* START Materials provided *
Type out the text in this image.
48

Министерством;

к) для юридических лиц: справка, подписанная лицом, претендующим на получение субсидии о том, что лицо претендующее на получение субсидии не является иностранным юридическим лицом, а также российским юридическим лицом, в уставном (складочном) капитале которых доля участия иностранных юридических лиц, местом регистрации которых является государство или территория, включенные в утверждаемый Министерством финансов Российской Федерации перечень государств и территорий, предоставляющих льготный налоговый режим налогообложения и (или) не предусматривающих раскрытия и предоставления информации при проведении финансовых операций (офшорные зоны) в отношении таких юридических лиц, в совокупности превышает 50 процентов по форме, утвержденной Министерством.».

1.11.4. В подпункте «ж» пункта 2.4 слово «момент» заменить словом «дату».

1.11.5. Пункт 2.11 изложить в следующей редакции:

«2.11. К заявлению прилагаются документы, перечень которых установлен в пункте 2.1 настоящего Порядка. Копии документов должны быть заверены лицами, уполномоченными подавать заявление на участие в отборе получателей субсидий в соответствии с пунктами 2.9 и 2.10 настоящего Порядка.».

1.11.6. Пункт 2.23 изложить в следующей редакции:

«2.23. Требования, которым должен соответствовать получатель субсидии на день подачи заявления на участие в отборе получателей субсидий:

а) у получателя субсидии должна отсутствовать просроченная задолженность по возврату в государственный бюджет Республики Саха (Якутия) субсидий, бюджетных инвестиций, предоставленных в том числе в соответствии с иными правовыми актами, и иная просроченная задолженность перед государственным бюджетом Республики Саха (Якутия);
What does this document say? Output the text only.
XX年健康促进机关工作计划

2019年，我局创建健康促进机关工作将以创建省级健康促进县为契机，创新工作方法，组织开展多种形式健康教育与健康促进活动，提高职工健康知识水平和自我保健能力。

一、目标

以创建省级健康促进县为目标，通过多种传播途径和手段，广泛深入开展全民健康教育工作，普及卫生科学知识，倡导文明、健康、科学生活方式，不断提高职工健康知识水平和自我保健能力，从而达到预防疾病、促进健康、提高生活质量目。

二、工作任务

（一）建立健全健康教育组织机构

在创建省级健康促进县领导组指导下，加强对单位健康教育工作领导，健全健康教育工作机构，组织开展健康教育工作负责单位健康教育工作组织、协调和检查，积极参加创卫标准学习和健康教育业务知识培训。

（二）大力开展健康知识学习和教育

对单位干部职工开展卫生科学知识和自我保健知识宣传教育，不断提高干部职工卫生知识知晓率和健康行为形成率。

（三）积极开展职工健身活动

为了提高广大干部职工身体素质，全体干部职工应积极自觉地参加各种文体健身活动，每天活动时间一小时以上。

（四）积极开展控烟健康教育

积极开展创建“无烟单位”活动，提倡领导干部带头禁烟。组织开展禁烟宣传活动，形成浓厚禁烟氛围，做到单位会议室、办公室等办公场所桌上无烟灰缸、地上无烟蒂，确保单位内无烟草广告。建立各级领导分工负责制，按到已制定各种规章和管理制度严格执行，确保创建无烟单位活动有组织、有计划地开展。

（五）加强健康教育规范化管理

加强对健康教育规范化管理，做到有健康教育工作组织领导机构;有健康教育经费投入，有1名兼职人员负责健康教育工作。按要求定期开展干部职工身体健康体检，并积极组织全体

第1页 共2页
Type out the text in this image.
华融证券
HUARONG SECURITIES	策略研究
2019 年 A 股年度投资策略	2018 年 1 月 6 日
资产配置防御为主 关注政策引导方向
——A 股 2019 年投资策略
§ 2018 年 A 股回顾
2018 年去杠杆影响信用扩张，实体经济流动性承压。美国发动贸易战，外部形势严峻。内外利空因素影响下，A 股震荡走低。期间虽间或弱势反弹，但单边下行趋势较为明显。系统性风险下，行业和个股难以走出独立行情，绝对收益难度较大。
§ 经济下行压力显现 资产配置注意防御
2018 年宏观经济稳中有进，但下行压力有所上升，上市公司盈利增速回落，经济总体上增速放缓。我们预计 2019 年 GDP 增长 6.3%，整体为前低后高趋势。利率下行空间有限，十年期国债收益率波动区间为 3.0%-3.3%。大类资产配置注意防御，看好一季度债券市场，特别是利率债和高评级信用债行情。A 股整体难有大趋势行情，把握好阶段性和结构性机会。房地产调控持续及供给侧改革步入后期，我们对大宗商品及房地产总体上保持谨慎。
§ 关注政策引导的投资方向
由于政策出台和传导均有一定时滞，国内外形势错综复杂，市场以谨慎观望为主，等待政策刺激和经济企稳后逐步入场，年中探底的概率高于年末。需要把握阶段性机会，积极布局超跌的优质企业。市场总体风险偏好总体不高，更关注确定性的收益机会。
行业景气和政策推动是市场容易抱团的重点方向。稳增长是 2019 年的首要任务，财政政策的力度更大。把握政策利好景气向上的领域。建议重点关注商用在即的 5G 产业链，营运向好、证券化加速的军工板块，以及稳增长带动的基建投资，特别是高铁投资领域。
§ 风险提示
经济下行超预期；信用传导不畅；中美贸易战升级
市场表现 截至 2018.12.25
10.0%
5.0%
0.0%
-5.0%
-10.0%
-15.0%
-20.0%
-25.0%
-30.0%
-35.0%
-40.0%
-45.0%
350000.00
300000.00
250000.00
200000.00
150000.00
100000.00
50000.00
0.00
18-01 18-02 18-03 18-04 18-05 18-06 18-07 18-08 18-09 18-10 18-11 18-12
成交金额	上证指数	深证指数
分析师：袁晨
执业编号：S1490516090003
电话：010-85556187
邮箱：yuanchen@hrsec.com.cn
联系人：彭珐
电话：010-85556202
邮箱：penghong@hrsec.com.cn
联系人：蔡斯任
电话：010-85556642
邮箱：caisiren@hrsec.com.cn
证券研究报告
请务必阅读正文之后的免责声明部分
* END Materials provided *
_What to produce_
Go through the data above and find the lines with the word "отборе". Copy each of those lines.

_The completed task_
«2.11. К заявлению прилагаются документы, перечень которых установлен в пункте 2.1 настоящего Порядка. Копии документов должны быть заверены лицами, уполномоченными подавать заявление на участие в отборе получателей субсидий в соответствии с пунктами 2.9 и 2.10 настоящего Порядка.».
«2.23. Требования, которым должен соответствовать получатель субсидии на день подачи заявления на участие в отборе получателей субсидий:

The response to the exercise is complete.